Data for this exercise -
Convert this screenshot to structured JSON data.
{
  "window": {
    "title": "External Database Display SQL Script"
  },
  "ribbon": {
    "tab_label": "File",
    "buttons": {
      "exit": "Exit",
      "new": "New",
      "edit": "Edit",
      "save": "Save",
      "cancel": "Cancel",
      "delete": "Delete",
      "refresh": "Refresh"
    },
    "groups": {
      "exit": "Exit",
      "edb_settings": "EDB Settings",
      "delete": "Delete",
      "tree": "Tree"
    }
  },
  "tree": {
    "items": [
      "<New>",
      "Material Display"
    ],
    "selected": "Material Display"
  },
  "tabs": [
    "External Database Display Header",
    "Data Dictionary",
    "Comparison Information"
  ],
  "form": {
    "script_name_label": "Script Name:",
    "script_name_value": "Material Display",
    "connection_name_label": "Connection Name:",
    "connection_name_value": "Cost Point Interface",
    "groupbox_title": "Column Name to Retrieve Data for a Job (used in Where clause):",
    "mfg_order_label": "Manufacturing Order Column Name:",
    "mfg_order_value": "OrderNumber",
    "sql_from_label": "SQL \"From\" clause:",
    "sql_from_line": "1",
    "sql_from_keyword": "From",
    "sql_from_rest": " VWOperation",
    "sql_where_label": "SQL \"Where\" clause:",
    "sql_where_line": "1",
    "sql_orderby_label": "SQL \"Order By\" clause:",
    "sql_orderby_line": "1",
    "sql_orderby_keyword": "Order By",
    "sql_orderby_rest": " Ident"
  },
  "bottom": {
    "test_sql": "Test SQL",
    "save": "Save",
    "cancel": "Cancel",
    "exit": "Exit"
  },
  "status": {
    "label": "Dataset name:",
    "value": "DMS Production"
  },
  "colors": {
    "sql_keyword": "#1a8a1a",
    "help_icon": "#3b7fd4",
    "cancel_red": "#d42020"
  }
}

The request - Write out the whole listing again. Match it word for word.

Correct result -
Convert this screenshot to structured JSON data.
{
  "window": {
    "title": "External Database Display SQL Script"
  },
  "ribbon": {
    "tab_label": "File",
    "buttons": {
      "exit": "Exit",
      "new": "New",
      "edit": "Edit",
      "save": "Save",
      "cancel": "Cancel",
      "delete": "Delete",
      "refresh": "Refresh"
    },
    "groups": {
      "exit": "Exit",
      "edb_settings": "EDB Settings",
      "delete": "Delete",
      "tree": "Tree"
    }
  },
  "tree": {
    "items": [
      "<New>",
      "Material Display"
    ],
    "selected": "Material Display"
  },
  "tabs": [
    "External Database Display Header",
    "Data Dictionary",
    "Comparison Information"
  ],
  "form": {
    "script_name_label": "Script Name:",
    "script_name_value": "Material Display",
    "connection_name_label": "Connection Name:",
    "connection_name_value": "Cost Point Interface",
    "groupbox_title": "Column Name to Retrieve Data for a Job (used in Where clause):",
    "mfg_order_label": "Manufacturing Order Column Name:",
    "mfg_order_value": "OrderNumber",
    "sql_from_label": "SQL \"From\" clause:",
    "sql_from_line": "1",
    "sql_from_keyword": "From",
    "sql_from_rest": " VWOperation",
    "sql_where_label": "SQL \"Where\" clause:",
    "sql_where_line": "1",
    "sql_orderby_label": "SQL \"Order By\" clause:",
    "sql_orderby_line": "1",
    "sql_orderby_keyword": "Order By",
    "sql_orderby_rest": " Ident"
  },
  "bottom": {
    "test_sql": "Test SQL",
    "save": "Save",
    "cancel": "Cancel",
    "exit": "Exit"
  },
  "status": {
    "label": "Dataset name:",
    "value": "DMS Production"
  },
  "colors": {
    "sql_keyword": "#1a8a1a",
    "help_icon": "#3b7fd4",
    "cancel_red": "#d42020"
  }
}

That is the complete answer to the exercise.